» What is needed
Check every line of the entries below for the word "greco", and copy the ones that have it.

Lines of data
+++
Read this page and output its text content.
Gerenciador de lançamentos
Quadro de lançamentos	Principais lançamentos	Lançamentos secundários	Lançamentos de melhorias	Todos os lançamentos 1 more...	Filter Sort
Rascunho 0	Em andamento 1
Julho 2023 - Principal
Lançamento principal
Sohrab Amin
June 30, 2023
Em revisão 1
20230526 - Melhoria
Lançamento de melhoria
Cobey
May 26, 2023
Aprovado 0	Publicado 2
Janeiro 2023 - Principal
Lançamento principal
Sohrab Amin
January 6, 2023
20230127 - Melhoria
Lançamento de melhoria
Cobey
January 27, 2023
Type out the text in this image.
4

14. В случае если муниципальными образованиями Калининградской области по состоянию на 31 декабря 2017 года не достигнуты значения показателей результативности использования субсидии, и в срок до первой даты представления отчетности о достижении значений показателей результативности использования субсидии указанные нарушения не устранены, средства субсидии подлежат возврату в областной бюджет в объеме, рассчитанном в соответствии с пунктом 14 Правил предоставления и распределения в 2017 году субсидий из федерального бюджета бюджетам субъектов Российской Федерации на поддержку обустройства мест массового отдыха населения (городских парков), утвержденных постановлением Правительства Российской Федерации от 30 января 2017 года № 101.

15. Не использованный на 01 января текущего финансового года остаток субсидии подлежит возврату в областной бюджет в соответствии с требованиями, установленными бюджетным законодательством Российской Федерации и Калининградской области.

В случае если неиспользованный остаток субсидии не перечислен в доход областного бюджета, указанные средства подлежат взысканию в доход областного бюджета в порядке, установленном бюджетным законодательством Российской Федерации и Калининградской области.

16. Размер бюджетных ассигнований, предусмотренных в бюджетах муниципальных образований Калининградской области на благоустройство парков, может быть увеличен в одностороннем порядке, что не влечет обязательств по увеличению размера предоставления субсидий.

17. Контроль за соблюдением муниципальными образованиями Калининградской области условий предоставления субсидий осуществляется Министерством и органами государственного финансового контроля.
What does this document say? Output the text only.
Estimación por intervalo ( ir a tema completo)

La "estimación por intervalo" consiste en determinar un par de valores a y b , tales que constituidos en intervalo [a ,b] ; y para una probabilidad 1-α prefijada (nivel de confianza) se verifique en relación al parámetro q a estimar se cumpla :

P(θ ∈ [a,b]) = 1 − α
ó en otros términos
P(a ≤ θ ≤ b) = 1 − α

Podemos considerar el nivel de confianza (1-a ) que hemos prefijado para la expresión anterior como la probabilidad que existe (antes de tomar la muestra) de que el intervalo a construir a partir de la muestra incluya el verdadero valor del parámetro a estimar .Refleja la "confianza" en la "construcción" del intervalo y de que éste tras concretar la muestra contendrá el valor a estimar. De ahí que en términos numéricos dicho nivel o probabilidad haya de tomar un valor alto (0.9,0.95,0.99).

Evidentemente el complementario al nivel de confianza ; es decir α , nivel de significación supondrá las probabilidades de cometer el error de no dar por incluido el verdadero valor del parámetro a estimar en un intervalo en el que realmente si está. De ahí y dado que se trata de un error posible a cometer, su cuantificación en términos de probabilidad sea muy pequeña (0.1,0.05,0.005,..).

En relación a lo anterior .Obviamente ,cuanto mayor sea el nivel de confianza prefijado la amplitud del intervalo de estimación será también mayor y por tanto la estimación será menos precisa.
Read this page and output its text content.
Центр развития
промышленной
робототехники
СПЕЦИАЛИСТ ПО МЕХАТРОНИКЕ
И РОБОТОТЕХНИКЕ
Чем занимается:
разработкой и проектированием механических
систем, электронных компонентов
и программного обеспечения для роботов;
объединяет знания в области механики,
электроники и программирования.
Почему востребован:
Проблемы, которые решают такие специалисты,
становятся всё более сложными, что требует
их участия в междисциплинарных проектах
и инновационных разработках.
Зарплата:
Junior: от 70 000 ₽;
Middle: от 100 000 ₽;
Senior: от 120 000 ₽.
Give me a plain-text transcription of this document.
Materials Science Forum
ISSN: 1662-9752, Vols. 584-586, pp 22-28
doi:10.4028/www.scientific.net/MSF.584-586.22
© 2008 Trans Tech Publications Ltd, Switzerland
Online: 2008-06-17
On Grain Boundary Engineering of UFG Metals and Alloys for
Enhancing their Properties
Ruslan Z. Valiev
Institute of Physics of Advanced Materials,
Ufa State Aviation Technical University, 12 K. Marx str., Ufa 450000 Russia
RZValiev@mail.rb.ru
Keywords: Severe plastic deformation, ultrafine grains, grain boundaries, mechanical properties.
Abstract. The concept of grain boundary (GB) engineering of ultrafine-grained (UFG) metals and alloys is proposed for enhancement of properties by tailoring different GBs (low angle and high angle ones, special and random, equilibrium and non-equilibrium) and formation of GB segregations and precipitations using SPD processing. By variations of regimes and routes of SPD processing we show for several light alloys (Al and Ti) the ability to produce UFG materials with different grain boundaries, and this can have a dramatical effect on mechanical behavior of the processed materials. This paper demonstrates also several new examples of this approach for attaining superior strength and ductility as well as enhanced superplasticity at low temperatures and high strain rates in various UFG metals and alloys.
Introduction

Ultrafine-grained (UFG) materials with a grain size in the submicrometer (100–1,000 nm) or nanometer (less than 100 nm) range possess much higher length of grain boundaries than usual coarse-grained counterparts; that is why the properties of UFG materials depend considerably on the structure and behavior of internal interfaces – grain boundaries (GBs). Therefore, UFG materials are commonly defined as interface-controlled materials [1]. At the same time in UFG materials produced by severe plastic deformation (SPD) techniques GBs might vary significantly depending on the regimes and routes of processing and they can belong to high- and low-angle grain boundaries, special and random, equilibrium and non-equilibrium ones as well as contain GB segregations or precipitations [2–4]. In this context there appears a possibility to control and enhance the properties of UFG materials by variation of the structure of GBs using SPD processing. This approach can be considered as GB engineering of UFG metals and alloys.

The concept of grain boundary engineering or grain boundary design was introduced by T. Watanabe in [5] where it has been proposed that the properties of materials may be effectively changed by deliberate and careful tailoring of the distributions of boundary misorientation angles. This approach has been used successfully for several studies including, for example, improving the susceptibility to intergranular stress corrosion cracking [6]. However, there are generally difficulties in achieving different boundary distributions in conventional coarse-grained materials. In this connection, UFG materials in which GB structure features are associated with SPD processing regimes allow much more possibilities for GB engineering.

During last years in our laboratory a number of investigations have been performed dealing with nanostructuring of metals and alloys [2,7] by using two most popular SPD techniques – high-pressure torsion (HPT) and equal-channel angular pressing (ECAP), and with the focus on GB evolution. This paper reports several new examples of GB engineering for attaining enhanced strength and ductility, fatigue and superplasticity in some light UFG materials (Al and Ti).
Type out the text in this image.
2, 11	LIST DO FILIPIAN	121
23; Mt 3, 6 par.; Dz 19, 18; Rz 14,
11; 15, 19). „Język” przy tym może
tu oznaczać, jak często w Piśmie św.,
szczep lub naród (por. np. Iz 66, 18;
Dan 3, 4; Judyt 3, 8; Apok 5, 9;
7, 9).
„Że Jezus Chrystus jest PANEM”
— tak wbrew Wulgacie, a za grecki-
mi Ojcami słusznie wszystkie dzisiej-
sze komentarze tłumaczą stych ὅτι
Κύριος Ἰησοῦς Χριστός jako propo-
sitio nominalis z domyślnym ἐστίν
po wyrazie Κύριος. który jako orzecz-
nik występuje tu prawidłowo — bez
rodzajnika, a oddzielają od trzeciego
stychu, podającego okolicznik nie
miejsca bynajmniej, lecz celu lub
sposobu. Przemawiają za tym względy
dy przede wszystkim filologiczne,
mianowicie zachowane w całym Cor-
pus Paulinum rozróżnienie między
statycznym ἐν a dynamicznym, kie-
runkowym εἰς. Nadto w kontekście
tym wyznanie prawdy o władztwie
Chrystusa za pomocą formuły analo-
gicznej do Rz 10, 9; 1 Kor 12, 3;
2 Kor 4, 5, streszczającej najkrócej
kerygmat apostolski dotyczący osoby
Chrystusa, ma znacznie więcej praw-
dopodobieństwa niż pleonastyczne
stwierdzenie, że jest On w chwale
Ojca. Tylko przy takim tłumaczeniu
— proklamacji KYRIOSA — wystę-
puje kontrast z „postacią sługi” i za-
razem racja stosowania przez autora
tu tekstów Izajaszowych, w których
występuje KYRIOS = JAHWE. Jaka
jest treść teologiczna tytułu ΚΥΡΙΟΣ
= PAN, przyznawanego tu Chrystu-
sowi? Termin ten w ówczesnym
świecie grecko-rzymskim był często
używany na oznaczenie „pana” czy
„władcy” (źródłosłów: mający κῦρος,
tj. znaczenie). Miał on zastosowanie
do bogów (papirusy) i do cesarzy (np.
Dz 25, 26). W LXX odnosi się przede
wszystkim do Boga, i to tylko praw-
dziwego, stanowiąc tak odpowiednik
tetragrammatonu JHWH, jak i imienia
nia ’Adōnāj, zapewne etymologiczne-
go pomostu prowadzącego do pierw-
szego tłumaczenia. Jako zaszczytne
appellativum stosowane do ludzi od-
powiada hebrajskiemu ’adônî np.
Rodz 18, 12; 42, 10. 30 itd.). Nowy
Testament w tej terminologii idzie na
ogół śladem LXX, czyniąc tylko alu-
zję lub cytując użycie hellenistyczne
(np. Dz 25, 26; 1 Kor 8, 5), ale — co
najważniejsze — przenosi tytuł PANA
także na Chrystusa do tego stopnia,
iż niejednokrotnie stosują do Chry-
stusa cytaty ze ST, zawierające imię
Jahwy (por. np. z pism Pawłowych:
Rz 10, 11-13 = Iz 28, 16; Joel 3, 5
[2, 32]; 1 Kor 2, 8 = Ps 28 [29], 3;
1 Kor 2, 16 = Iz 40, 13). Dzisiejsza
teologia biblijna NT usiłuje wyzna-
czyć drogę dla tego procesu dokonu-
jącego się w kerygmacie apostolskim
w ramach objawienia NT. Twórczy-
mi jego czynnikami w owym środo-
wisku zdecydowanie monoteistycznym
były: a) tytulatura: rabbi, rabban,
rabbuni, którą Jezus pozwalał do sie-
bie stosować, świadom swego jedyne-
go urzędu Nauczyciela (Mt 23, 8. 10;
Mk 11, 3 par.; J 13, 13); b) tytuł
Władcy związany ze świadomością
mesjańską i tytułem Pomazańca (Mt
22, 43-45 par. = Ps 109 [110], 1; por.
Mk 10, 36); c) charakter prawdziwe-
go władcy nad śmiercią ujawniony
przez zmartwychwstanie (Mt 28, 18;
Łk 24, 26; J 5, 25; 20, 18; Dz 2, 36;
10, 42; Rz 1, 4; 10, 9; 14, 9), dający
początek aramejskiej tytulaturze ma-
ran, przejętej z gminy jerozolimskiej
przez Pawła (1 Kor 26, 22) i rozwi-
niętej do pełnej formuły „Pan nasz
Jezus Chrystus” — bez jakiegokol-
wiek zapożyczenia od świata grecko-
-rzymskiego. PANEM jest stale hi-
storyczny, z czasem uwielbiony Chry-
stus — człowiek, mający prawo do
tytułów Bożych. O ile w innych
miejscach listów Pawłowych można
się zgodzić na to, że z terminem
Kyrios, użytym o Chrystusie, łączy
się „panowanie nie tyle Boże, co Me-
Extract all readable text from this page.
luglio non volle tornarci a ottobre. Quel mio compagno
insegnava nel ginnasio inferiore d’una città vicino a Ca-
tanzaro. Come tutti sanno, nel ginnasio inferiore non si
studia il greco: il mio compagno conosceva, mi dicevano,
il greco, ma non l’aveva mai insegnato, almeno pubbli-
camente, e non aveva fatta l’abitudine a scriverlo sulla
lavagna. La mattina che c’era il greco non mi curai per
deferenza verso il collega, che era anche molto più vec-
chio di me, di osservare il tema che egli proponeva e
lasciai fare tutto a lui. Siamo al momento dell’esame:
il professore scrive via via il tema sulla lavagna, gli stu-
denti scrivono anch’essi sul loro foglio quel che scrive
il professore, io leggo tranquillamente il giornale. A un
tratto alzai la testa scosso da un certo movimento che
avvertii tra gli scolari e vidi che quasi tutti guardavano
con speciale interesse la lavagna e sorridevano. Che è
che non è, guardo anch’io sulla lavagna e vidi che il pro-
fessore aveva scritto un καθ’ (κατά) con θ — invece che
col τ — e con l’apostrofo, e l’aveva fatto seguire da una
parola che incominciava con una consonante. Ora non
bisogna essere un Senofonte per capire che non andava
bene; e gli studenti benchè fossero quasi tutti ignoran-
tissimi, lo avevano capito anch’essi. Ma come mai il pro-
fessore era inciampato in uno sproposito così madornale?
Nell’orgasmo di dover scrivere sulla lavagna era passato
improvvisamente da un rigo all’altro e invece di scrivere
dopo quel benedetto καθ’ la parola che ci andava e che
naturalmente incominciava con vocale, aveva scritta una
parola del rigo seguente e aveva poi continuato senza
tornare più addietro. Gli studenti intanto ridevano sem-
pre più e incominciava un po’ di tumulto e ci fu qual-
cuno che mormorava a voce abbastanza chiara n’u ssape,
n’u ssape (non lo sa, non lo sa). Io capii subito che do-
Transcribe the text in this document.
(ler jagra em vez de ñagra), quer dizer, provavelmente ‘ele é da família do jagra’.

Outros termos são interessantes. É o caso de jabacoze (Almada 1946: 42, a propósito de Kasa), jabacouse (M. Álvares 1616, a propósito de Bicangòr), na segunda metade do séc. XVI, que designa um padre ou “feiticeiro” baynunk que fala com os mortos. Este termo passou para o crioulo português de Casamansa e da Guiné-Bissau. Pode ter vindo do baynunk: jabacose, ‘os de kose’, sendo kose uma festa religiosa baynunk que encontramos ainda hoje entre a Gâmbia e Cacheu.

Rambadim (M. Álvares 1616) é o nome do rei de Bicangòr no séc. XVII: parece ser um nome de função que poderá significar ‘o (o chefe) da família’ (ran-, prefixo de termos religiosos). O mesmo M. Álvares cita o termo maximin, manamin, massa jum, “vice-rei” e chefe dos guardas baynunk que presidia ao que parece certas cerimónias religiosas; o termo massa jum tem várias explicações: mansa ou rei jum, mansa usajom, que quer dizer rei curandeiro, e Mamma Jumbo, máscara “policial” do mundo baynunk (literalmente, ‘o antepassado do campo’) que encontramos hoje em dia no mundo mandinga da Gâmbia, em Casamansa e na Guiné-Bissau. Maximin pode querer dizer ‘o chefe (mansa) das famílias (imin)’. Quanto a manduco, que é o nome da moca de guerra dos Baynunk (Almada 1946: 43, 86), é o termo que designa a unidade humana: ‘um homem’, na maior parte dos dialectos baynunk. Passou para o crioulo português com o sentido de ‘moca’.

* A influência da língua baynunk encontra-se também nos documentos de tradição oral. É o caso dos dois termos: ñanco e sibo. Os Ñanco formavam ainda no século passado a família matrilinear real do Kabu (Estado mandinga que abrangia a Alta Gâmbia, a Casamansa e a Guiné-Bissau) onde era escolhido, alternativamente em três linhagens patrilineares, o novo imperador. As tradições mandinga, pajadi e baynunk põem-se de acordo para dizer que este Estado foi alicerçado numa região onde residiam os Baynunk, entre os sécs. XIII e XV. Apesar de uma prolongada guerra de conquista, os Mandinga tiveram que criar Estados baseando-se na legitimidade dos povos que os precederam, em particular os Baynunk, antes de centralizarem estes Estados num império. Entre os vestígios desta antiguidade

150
+++
» Task result
studia il greco: il mio compagno conosceva, mi dicevano,
il greco, ma non l’aveva mai insegnato, almeno pubbli-
lavagna. La mattina che c’era il greco non mi curai per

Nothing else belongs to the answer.